- **Listing**:

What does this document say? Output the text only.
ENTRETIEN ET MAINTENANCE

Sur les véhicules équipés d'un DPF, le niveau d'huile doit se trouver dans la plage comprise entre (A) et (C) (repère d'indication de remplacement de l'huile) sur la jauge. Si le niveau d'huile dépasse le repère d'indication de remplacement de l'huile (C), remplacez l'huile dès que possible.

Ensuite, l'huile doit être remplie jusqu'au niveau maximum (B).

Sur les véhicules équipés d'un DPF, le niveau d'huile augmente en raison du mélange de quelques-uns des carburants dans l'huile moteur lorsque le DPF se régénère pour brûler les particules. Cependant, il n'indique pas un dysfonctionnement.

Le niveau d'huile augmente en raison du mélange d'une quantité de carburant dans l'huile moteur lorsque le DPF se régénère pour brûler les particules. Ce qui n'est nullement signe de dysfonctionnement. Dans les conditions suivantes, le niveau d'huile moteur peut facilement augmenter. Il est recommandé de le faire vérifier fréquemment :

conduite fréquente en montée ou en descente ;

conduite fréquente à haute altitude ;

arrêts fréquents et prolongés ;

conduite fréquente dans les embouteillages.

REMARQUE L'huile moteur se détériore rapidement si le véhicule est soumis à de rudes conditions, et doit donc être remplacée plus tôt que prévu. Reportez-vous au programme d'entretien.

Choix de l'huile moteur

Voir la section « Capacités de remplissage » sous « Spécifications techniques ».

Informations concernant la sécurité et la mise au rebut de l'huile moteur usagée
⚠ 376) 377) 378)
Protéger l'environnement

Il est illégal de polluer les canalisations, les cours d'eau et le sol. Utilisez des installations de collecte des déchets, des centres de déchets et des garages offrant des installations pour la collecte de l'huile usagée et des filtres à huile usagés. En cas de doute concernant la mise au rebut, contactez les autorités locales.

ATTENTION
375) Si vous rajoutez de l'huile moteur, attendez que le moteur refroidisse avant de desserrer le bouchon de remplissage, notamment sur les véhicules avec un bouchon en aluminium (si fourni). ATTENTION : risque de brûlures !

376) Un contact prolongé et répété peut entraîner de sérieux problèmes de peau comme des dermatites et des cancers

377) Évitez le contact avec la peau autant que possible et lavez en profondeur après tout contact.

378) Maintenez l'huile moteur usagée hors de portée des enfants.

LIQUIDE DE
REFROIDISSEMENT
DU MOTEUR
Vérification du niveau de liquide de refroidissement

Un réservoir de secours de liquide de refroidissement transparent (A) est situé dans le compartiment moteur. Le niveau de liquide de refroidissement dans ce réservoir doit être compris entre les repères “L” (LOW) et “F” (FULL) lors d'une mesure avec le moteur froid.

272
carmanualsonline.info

- **Task details**: Each entry is to be returned in full, character for character.

- **Problem solution**:
What does this document say? Output the text only.
ENTRETIEN ET MAINTENANCE

Sur les véhicules équipés d'un DPF, le niveau d'huile doit se trouver dans la plage comprise entre (A) et (C) (repère d'indication de remplacement de l'huile) sur la jauge. Si le niveau d'huile dépasse le repère d'indication de remplacement de l'huile (C), remplacez l'huile dès que possible.

Ensuite, l'huile doit être remplie jusqu'au niveau maximum (B).

Sur les véhicules équipés d'un DPF, le niveau d'huile augmente en raison du mélange de quelques-uns des carburants dans l'huile moteur lorsque le DPF se régénère pour brûler les particules. Cependant, il n'indique pas un dysfonctionnement.

Le niveau d'huile augmente en raison du mélange d'une quantité de carburant dans l'huile moteur lorsque le DPF se régénère pour brûler les particules. Ce qui n'est nullement signe de dysfonctionnement. Dans les conditions suivantes, le niveau d'huile moteur peut facilement augmenter. Il est recommandé de le faire vérifier fréquemment :

conduite fréquente en montée ou en descente ;

conduite fréquente à haute altitude ;

arrêts fréquents et prolongés ;

conduite fréquente dans les embouteillages.

REMARQUE L'huile moteur se détériore rapidement si le véhicule est soumis à de rudes conditions, et doit donc être remplacée plus tôt que prévu. Reportez-vous au programme d'entretien.

Choix de l'huile moteur

Voir la section « Capacités de remplissage » sous « Spécifications techniques ».

Informations concernant la sécurité et la mise au rebut de l'huile moteur usagée
⚠ 376) 377) 378)
Protéger l'environnement

Il est illégal de polluer les canalisations, les cours d'eau et le sol. Utilisez des installations de collecte des déchets, des centres de déchets et des garages offrant des installations pour la collecte de l'huile usagée et des filtres à huile usagés. En cas de doute concernant la mise au rebut, contactez les autorités locales.

ATTENTION
375) Si vous rajoutez de l'huile moteur, attendez que le moteur refroidisse avant de desserrer le bouchon de remplissage, notamment sur les véhicules avec un bouchon en aluminium (si fourni). ATTENTION : risque de brûlures !

376) Un contact prolongé et répété peut entraîner de sérieux problèmes de peau comme des dermatites et des cancers

377) Évitez le contact avec la peau autant que possible et lavez en profondeur après tout contact.

378) Maintenez l'huile moteur usagée hors de portée des enfants.

LIQUIDE DE
REFROIDISSEMENT
DU MOTEUR
Vérification du niveau de liquide de refroidissement

Un réservoir de secours de liquide de refroidissement transparent (A) est situé dans le compartiment moteur. Le niveau de liquide de refroidissement dans ce réservoir doit être compris entre les repères “L” (LOW) et “F” (FULL) lors d'une mesure avec le moteur froid.

272
carmanualsonline.info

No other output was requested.